**Written instruction:** Using the data below, copy every line that contains the word "salad".

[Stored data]

::::::

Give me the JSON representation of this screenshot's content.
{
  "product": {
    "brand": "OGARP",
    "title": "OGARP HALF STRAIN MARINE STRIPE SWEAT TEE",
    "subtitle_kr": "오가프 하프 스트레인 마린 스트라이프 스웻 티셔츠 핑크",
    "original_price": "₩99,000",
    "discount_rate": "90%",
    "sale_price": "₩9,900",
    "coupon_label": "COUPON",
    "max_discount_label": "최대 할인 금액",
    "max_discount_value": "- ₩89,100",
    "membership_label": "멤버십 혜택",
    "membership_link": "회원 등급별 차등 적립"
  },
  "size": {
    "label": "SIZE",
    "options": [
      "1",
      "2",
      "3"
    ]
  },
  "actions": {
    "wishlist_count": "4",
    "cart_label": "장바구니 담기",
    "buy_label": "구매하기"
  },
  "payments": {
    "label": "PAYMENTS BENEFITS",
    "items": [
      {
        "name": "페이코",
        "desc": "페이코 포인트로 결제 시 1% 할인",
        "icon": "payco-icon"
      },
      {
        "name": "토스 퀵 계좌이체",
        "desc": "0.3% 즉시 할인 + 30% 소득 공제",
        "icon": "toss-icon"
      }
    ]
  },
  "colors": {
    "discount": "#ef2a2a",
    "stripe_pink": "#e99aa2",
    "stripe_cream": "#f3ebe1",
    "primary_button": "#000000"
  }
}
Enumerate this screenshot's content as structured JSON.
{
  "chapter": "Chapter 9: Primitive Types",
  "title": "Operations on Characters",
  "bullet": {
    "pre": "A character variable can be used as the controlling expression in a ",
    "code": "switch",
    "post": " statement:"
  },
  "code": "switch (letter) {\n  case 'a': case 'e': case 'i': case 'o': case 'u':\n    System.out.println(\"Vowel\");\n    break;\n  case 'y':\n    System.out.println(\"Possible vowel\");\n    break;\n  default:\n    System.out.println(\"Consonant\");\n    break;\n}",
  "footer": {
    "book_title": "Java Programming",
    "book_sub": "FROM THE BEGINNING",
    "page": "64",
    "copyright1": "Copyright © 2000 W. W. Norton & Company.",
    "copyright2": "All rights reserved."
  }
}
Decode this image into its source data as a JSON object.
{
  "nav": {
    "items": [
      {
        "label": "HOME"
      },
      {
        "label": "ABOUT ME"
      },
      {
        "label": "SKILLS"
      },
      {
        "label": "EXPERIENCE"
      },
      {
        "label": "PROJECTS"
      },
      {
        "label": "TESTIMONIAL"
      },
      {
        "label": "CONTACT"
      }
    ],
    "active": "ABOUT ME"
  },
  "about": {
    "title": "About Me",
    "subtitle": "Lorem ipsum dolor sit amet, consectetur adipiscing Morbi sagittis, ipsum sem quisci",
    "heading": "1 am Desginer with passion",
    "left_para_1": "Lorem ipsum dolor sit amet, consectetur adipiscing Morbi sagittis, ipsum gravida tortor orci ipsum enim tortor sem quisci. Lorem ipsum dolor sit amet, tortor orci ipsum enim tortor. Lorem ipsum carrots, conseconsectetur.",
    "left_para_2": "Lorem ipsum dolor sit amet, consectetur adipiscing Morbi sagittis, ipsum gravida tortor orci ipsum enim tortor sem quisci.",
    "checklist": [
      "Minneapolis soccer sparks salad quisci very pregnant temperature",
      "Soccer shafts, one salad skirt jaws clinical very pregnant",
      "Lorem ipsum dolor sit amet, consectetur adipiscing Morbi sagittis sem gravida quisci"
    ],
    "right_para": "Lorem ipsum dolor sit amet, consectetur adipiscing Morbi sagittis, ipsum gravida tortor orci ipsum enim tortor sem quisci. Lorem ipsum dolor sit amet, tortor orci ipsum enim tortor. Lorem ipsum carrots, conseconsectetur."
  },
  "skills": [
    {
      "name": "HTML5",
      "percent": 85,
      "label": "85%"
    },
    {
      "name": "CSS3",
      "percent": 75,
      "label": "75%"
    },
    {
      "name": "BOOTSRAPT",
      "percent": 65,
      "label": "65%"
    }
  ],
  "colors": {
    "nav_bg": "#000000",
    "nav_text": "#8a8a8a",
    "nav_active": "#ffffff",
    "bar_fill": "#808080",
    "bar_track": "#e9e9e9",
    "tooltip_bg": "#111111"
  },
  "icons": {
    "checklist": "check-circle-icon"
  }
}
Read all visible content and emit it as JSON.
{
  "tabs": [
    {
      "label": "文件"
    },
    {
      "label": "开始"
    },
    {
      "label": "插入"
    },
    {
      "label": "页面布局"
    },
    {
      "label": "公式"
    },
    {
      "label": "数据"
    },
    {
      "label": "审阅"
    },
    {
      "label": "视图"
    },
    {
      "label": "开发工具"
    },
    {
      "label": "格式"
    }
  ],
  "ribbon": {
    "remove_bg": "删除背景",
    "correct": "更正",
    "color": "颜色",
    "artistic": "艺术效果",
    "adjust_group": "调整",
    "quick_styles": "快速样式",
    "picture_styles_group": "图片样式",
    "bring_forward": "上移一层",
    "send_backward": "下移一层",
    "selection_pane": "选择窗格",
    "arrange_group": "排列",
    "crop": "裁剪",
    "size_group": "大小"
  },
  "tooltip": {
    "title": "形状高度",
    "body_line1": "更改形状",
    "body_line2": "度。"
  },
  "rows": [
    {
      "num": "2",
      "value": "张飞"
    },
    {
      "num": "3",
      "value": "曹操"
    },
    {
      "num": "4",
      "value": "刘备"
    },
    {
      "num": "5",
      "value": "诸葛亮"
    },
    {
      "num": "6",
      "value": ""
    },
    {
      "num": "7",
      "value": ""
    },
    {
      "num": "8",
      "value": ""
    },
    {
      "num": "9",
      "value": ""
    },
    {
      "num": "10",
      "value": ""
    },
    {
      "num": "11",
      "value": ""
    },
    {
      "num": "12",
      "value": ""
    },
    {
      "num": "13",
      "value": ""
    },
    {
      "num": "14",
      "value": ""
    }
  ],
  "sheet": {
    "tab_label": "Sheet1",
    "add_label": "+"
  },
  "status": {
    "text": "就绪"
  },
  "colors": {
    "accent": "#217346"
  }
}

::::::

**Solution to the exercise:**
      "Minneapolis soccer sparks salad quisci very pregnant temperature",
      "Soccer shafts, one salad skirt jaws clinical very pregnant",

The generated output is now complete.